Could you output the lines below without any changes, starting at the very first line and ending with the line that contains "legend-marker (465, 726, 489, 750)", with both ends included?

## Start

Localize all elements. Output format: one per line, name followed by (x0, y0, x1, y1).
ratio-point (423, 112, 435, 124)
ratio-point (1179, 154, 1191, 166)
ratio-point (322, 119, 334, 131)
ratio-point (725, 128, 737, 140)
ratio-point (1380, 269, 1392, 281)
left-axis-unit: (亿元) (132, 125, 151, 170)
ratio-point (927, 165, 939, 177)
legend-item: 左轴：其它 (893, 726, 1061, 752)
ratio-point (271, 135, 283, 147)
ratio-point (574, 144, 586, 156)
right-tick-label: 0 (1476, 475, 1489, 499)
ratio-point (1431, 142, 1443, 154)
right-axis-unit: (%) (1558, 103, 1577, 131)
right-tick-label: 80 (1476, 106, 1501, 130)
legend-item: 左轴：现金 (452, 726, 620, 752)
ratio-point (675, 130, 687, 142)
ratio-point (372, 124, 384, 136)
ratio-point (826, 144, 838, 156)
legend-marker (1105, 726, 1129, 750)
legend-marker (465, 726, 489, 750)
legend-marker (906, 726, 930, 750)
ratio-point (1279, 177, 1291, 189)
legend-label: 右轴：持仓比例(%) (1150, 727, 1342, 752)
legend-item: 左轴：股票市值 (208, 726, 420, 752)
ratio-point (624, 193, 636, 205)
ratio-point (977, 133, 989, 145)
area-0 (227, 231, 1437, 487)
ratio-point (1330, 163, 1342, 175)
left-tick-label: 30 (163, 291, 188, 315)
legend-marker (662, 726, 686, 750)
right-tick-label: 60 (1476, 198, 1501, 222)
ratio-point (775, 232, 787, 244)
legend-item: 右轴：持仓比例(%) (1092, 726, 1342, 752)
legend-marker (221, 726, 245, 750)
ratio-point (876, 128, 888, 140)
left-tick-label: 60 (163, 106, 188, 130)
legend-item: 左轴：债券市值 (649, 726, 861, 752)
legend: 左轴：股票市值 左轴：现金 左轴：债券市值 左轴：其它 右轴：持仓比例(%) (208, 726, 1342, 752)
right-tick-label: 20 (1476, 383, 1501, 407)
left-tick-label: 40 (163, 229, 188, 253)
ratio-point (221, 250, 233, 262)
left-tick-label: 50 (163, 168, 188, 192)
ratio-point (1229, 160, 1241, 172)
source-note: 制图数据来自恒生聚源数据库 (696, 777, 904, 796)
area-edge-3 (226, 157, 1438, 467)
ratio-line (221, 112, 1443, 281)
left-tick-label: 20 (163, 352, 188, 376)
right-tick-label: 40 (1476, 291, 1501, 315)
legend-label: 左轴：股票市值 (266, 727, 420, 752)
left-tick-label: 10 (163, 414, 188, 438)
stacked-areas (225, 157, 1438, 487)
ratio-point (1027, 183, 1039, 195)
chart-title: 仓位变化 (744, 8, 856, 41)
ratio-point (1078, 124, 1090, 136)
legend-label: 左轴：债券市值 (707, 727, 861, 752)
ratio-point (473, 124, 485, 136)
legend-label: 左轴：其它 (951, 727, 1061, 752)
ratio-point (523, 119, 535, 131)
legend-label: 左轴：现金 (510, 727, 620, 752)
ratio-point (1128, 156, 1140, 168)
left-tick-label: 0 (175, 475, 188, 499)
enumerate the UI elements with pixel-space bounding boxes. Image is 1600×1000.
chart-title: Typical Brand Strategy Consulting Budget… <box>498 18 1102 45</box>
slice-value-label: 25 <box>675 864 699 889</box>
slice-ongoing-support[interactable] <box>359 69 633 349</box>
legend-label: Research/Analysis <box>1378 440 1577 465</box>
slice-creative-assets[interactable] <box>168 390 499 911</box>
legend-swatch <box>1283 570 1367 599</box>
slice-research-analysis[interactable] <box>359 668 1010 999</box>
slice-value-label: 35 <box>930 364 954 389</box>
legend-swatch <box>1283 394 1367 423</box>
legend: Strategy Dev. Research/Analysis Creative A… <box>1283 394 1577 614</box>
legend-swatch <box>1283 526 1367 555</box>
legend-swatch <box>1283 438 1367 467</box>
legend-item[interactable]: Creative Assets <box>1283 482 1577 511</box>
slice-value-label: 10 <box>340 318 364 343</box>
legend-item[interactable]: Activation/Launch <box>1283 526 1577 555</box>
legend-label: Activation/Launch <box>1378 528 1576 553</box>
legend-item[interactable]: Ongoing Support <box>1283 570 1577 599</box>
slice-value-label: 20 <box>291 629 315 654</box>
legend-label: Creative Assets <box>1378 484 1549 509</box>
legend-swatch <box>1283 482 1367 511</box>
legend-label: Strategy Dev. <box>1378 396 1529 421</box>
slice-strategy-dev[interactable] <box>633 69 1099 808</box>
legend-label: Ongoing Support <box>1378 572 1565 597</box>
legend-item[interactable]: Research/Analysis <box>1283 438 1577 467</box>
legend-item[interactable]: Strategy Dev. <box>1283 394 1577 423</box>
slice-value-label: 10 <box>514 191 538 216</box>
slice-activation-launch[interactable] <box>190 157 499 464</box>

## End

Exercise result –
Localize all elements. Output format: one per line, name followed by (x0, y0, x1, y1).
ratio-point (423, 112, 435, 124)
ratio-point (1179, 154, 1191, 166)
ratio-point (322, 119, 334, 131)
ratio-point (725, 128, 737, 140)
ratio-point (1380, 269, 1392, 281)
left-axis-unit: (亿元) (132, 125, 151, 170)
ratio-point (927, 165, 939, 177)
legend-item: 左轴：其它 (893, 726, 1061, 752)
ratio-point (271, 135, 283, 147)
ratio-point (574, 144, 586, 156)
right-tick-label: 0 (1476, 475, 1489, 499)
ratio-point (1431, 142, 1443, 154)
right-axis-unit: (%) (1558, 103, 1577, 131)
right-tick-label: 80 (1476, 106, 1501, 130)
legend-item: 左轴：现金 (452, 726, 620, 752)
ratio-point (675, 130, 687, 142)
ratio-point (372, 124, 384, 136)
ratio-point (826, 144, 838, 156)
legend-marker (1105, 726, 1129, 750)
legend-marker (465, 726, 489, 750)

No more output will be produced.